__Exercise description__. Retype the material word for word.

__Dataset content__.

--------

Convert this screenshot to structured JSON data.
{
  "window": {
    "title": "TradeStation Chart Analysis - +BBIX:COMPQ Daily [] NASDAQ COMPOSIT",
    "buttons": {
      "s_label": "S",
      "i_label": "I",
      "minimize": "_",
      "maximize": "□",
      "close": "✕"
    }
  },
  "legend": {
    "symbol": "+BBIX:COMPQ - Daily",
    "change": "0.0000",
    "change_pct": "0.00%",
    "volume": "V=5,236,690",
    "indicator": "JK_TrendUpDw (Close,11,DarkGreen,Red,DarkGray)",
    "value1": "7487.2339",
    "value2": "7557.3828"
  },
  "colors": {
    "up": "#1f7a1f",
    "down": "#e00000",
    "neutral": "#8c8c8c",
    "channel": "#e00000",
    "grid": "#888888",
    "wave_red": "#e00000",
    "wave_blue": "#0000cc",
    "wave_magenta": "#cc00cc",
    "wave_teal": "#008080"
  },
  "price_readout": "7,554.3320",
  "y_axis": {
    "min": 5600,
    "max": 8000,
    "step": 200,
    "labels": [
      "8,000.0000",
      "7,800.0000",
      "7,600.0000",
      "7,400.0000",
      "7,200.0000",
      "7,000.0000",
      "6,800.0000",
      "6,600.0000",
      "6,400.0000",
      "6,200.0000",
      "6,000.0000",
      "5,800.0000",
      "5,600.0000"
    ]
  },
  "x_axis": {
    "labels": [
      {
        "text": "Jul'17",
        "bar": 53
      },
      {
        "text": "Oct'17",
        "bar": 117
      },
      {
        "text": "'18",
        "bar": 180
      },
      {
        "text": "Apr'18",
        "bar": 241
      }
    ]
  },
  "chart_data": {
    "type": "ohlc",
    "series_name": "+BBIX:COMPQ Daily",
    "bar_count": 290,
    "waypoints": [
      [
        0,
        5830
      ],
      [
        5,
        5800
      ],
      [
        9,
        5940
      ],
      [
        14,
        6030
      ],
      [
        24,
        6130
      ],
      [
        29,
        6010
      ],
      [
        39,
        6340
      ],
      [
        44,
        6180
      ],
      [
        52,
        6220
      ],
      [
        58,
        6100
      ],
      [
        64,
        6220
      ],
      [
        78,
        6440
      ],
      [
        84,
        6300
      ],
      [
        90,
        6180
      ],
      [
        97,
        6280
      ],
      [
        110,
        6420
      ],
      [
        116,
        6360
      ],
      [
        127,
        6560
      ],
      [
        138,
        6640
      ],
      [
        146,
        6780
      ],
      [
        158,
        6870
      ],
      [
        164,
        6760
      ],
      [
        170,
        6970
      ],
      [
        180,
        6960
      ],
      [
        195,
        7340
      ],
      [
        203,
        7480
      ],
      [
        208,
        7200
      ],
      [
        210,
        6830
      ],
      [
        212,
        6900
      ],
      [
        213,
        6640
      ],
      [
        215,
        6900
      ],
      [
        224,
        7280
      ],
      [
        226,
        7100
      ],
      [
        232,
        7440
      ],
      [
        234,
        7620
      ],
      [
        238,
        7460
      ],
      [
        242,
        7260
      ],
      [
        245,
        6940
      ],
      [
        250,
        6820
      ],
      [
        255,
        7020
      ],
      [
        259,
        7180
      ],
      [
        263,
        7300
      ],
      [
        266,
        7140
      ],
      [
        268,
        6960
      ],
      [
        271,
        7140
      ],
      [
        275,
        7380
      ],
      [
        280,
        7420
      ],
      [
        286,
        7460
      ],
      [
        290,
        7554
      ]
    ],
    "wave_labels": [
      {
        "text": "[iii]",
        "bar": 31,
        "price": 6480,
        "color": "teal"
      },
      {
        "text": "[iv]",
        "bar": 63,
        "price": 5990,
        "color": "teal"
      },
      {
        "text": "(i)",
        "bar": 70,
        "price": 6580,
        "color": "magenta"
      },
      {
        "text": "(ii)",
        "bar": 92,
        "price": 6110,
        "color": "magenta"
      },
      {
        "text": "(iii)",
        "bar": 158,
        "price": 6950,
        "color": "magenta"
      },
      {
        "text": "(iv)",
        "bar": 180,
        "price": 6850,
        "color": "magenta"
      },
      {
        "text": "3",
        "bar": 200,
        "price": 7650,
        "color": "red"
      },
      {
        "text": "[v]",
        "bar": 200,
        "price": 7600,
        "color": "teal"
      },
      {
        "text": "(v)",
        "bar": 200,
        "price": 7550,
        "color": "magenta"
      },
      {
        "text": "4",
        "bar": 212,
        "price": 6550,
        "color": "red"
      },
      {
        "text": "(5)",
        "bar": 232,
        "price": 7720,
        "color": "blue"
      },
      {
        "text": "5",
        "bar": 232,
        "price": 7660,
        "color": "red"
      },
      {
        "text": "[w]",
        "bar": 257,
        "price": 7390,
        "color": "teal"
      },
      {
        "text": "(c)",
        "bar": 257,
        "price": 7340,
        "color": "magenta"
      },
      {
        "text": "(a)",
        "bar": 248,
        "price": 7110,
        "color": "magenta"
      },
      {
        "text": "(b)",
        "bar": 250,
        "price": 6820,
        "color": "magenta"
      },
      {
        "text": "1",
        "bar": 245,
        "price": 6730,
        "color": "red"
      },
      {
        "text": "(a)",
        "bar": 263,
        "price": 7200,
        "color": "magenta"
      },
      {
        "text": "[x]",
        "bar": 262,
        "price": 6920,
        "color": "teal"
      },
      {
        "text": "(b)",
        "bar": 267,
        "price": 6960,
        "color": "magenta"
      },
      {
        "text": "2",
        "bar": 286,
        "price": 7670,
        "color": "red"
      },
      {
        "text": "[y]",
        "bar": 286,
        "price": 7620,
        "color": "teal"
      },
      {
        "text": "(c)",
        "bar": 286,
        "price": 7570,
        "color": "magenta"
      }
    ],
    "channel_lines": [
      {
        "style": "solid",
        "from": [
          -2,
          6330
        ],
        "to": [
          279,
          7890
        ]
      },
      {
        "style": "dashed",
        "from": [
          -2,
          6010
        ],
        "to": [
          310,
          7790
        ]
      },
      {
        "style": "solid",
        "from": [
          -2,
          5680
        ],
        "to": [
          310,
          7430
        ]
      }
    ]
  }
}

--------

__Reply__.
Convert this screenshot to structured JSON data.
{
  "window": {
    "title": "TradeStation Chart Analysis - +BBIX:COMPQ Daily [] NASDAQ COMPOSIT",
    "buttons": {
      "s_label": "S",
      "i_label": "I",
      "minimize": "_",
      "maximize": "□",
      "close": "✕"
    }
  },
  "legend": {
    "symbol": "+BBIX:COMPQ - Daily",
    "change": "0.0000",
    "change_pct": "0.00%",
    "volume": "V=5,236,690",
    "indicator": "JK_TrendUpDw (Close,11,DarkGreen,Red,DarkGray)",
    "value1": "7487.2339",
    "value2": "7557.3828"
  },
  "colors": {
    "up": "#1f7a1f",
    "down": "#e00000",
    "neutral": "#8c8c8c",
    "channel": "#e00000",
    "grid": "#888888",
    "wave_red": "#e00000",
    "wave_blue": "#0000cc",
    "wave_magenta": "#cc00cc",
    "wave_teal": "#008080"
  },
  "price_readout": "7,554.3320",
  "y_axis": {
    "min": 5600,
    "max": 8000,
    "step": 200,
    "labels": [
      "8,000.0000",
      "7,800.0000",
      "7,600.0000",
      "7,400.0000",
      "7,200.0000",
      "7,000.0000",
      "6,800.0000",
      "6,600.0000",
      "6,400.0000",
      "6,200.0000",
      "6,000.0000",
      "5,800.0000",
      "5,600.0000"
    ]
  },
  "x_axis": {
    "labels": [
      {
        "text": "Jul'17",
        "bar": 53
      },
      {
        "text": "Oct'17",
        "bar": 117
      },
      {
        "text": "'18",
        "bar": 180
      },
      {
        "text": "Apr'18",
        "bar": 241
      }
    ]
  },
  "chart_data": {
    "type": "ohlc",
    "series_name": "+BBIX:COMPQ Daily",
    "bar_count": 290,
    "waypoints": [
      [
        0,
        5830
      ],
      [
        5,
        5800
      ],
      [
        9,
        5940
      ],
      [
        14,
        6030
      ],
      [
        24,
        6130
      ],
      [
        29,
        6010
      ],
      [
        39,
        6340
      ],
      [
        44,
        6180
      ],
      [
        52,
        6220
      ],
      [
        58,
        6100
      ],
      [
        64,
        6220
      ],
      [
        78,
        6440
      ],
      [
        84,
        6300
      ],
      [
        90,
        6180
      ],
      [
        97,
        6280
      ],
      [
        110,
        6420
      ],
      [
        116,
        6360
      ],
      [
        127,
        6560
      ],
      [
        138,
        6640
      ],
      [
        146,
        6780
      ],
      [
        158,
        6870
      ],
      [
        164,
        6760
      ],
      [
        170,
        6970
      ],
      [
        180,
        6960
      ],
      [
        195,
        7340
      ],
      [
        203,
        7480
      ],
      [
        208,
        7200
      ],
      [
        210,
        6830
      ],
      [
        212,
        6900
      ],
      [
        213,
        6640
      ],
      [
        215,
        6900
      ],
      [
        224,
        7280
      ],
      [
        226,
        7100
      ],
      [
        232,
        7440
      ],
      [
        234,
        7620
      ],
      [
        238,
        7460
      ],
      [
        242,
        7260
      ],
      [
        245,
        6940
      ],
      [
        250,
        6820
      ],
      [
        255,
        7020
      ],
      [
        259,
        7180
      ],
      [
        263,
        7300
      ],
      [
        266,
        7140
      ],
      [
        268,
        6960
      ],
      [
        271,
        7140
      ],
      [
        275,
        7380
      ],
      [
        280,
        7420
      ],
      [
        286,
        7460
      ],
      [
        290,
        7554
      ]
    ],
    "wave_labels": [
      {
        "text": "[iii]",
        "bar": 31,
        "price": 6480,
        "color": "teal"
      },
      {
        "text": "[iv]",
        "bar": 63,
        "price": 5990,
        "color": "teal"
      },
      {
        "text": "(i)",
        "bar": 70,
        "price": 6580,
        "color": "magenta"
      },
      {
        "text": "(ii)",
        "bar": 92,
        "price": 6110,
        "color": "magenta"
      },
      {
        "text": "(iii)",
        "bar": 158,
        "price": 6950,
        "color": "magenta"
      },
      {
        "text": "(iv)",
        "bar": 180,
        "price": 6850,
        "color": "magenta"
      },
      {
        "text": "3",
        "bar": 200,
        "price": 7650,
        "color": "red"
      },
      {
        "text": "[v]",
        "bar": 200,
        "price": 7600,
        "color": "teal"
      },
      {
        "text": "(v)",
        "bar": 200,
        "price": 7550,
        "color": "magenta"
      },
      {
        "text": "4",
        "bar": 212,
        "price": 6550,
        "color": "red"
      },
      {
        "text": "(5)",
        "bar": 232,
        "price": 7720,
        "color": "blue"
      },
      {
        "text": "5",
        "bar": 232,
        "price": 7660,
        "color": "red"
      },
      {
        "text": "[w]",
        "bar": 257,
        "price": 7390,
        "color": "teal"
      },
      {
        "text": "(c)",
        "bar": 257,
        "price": 7340,
        "color": "magenta"
      },
      {
        "text": "(a)",
        "bar": 248,
        "price": 7110,
        "color": "magenta"
      },
      {
        "text": "(b)",
        "bar": 250,
        "price": 6820,
        "color": "magenta"
      },
      {
        "text": "1",
        "bar": 245,
        "price": 6730,
        "color": "red"
      },
      {
        "text": "(a)",
        "bar": 263,
        "price": 7200,
        "color": "magenta"
      },
      {
        "text": "[x]",
        "bar": 262,
        "price": 6920,
        "color": "teal"
      },
      {
        "text": "(b)",
        "bar": 267,
        "price": 6960,
        "color": "magenta"
      },
      {
        "text": "2",
        "bar": 286,
        "price": 7670,
        "color": "red"
      },
      {
        "text": "[y]",
        "bar": 286,
        "price": 7620,
        "color": "teal"
      },
      {
        "text": "(c)",
        "bar": 286,
        "price": 7570,
        "color": "magenta"
      }
    ],
    "channel_lines": [
      {
        "style": "solid",
        "from": [
          -2,
          6330
        ],
        "to": [
          279,
          7890
        ]
      },
      {
        "style": "dashed",
        "from": [
          -2,
          6010
        ],
        "to": [
          310,
          7790
        ]
      },
      {
        "style": "solid",
        "from": [
          -2,
          5680
        ],
        "to": [
          310,
          7430
        ]
      }
    ]
  }
}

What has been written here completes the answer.